(Extracted records)
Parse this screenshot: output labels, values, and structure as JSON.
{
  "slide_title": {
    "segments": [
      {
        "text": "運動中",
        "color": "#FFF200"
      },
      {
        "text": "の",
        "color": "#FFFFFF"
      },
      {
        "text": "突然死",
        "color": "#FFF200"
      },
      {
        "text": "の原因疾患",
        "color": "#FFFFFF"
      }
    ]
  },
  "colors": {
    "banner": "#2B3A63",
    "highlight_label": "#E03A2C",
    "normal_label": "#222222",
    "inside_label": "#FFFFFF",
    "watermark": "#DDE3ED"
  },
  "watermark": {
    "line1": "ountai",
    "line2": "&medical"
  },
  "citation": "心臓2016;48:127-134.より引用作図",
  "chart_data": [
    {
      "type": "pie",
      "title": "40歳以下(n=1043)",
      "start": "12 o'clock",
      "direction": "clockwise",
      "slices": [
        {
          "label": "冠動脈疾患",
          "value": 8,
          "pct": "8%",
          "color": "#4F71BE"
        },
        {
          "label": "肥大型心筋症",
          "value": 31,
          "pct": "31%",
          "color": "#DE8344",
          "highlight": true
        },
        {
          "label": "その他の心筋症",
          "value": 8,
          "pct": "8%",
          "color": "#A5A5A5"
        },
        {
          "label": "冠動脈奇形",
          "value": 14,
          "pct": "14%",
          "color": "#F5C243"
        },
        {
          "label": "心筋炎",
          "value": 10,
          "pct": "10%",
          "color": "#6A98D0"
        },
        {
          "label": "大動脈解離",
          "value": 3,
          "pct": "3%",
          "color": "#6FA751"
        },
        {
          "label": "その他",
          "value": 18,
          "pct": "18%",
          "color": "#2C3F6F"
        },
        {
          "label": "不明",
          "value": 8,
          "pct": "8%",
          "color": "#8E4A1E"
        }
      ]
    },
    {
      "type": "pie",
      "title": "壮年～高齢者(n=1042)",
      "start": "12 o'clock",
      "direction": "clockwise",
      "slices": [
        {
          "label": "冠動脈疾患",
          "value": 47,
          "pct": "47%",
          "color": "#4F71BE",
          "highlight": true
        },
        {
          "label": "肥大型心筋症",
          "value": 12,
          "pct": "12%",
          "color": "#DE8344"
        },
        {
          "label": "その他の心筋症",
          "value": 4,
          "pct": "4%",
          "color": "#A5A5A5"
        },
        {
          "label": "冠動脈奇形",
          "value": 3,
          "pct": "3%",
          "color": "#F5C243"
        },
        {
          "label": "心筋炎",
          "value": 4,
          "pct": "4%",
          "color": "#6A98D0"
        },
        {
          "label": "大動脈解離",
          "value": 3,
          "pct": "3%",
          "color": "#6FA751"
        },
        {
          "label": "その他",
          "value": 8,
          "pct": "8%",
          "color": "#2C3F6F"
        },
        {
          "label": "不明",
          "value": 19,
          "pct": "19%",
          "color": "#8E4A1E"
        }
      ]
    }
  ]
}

- Your task:
Using the entries above, please restate each one word for word.

- Exercise answer:
Parse this screenshot: output labels, values, and structure as JSON.
{
  "slide_title": {
    "segments": [
      {
        "text": "運動中",
        "color": "#FFF200"
      },
      {
        "text": "の",
        "color": "#FFFFFF"
      },
      {
        "text": "突然死",
        "color": "#FFF200"
      },
      {
        "text": "の原因疾患",
        "color": "#FFFFFF"
      }
    ]
  },
  "colors": {
    "banner": "#2B3A63",
    "highlight_label": "#E03A2C",
    "normal_label": "#222222",
    "inside_label": "#FFFFFF",
    "watermark": "#DDE3ED"
  },
  "watermark": {
    "line1": "ountai",
    "line2": "&medical"
  },
  "citation": "心臓2016;48:127-134.より引用作図",
  "chart_data": [
    {
      "type": "pie",
      "title": "40歳以下(n=1043)",
      "start": "12 o'clock",
      "direction": "clockwise",
      "slices": [
        {
          "label": "冠動脈疾患",
          "value": 8,
          "pct": "8%",
          "color": "#4F71BE"
        },
        {
          "label": "肥大型心筋症",
          "value": 31,
          "pct": "31%",
          "color": "#DE8344",
          "highlight": true
        },
        {
          "label": "その他の心筋症",
          "value": 8,
          "pct": "8%",
          "color": "#A5A5A5"
        },
        {
          "label": "冠動脈奇形",
          "value": 14,
          "pct": "14%",
          "color": "#F5C243"
        },
        {
          "label": "心筋炎",
          "value": 10,
          "pct": "10%",
          "color": "#6A98D0"
        },
        {
          "label": "大動脈解離",
          "value": 3,
          "pct": "3%",
          "color": "#6FA751"
        },
        {
          "label": "その他",
          "value": 18,
          "pct": "18%",
          "color": "#2C3F6F"
        },
        {
          "label": "不明",
          "value": 8,
          "pct": "8%",
          "color": "#8E4A1E"
        }
      ]
    },
    {
      "type": "pie",
      "title": "壮年～高齢者(n=1042)",
      "start": "12 o'clock",
      "direction": "clockwise",
      "slices": [
        {
          "label": "冠動脈疾患",
          "value": 47,
          "pct": "47%",
          "color": "#4F71BE",
          "highlight": true
        },
        {
          "label": "肥大型心筋症",
          "value": 12,
          "pct": "12%",
          "color": "#DE8344"
        },
        {
          "label": "その他の心筋症",
          "value": 4,
          "pct": "4%",
          "color": "#A5A5A5"
        },
        {
          "label": "冠動脈奇形",
          "value": 3,
          "pct": "3%",
          "color": "#F5C243"
        },
        {
          "label": "心筋炎",
          "value": 4,
          "pct": "4%",
          "color": "#6A98D0"
        },
        {
          "label": "大動脈解離",
          "value": 3,
          "pct": "3%",
          "color": "#6FA751"
        },
        {
          "label": "その他",
          "value": 8,
          "pct": "8%",
          "color": "#2C3F6F"
        },
        {
          "label": "不明",
          "value": 19,
          "pct": "19%",
          "color": "#8E4A1E"
        }
      ]
    }
  ]
}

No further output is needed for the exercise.